══ EXCERPTED RECORDS

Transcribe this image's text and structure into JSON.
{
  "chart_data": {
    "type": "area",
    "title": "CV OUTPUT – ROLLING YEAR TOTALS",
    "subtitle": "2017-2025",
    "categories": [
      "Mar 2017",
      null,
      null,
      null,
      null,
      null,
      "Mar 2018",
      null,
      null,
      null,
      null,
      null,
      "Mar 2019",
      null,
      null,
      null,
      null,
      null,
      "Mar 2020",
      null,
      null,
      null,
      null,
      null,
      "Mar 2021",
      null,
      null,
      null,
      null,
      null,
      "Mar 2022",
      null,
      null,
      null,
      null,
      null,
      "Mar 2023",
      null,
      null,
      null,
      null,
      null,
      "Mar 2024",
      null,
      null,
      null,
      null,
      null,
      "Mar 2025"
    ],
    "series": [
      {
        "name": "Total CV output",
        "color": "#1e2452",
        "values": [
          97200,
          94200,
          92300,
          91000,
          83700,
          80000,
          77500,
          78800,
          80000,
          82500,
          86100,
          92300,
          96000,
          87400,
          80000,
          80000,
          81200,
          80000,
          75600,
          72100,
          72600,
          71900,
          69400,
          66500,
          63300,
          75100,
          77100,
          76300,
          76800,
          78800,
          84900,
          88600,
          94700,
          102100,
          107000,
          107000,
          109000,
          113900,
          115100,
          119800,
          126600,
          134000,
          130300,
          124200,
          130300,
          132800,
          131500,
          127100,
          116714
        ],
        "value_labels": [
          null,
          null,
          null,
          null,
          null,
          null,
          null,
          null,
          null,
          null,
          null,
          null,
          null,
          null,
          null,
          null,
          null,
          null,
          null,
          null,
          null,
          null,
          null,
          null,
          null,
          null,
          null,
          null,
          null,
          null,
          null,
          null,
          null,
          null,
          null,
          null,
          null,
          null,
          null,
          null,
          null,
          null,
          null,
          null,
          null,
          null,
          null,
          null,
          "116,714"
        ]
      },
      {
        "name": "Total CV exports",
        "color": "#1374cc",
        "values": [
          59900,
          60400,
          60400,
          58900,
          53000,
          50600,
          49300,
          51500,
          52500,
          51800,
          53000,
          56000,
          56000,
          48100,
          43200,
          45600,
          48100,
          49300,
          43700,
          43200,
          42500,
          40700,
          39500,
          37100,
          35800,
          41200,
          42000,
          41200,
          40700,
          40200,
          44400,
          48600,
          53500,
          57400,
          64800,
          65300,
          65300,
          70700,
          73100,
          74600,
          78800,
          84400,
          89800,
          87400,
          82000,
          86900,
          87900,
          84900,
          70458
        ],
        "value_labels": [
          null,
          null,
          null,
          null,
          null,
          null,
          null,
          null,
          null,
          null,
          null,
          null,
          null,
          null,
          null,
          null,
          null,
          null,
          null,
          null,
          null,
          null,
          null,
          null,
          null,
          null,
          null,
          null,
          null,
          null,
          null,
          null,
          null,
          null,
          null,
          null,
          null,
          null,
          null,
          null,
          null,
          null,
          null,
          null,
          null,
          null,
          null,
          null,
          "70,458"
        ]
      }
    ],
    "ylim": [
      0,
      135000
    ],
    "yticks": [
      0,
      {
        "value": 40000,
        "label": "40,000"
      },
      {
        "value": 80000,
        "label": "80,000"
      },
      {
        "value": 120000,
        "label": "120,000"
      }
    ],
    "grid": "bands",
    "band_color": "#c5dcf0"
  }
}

════

OBJECTIVE:
Only the number is wanted: how many lines in the entries above contain the word "name"?

REPLY:
2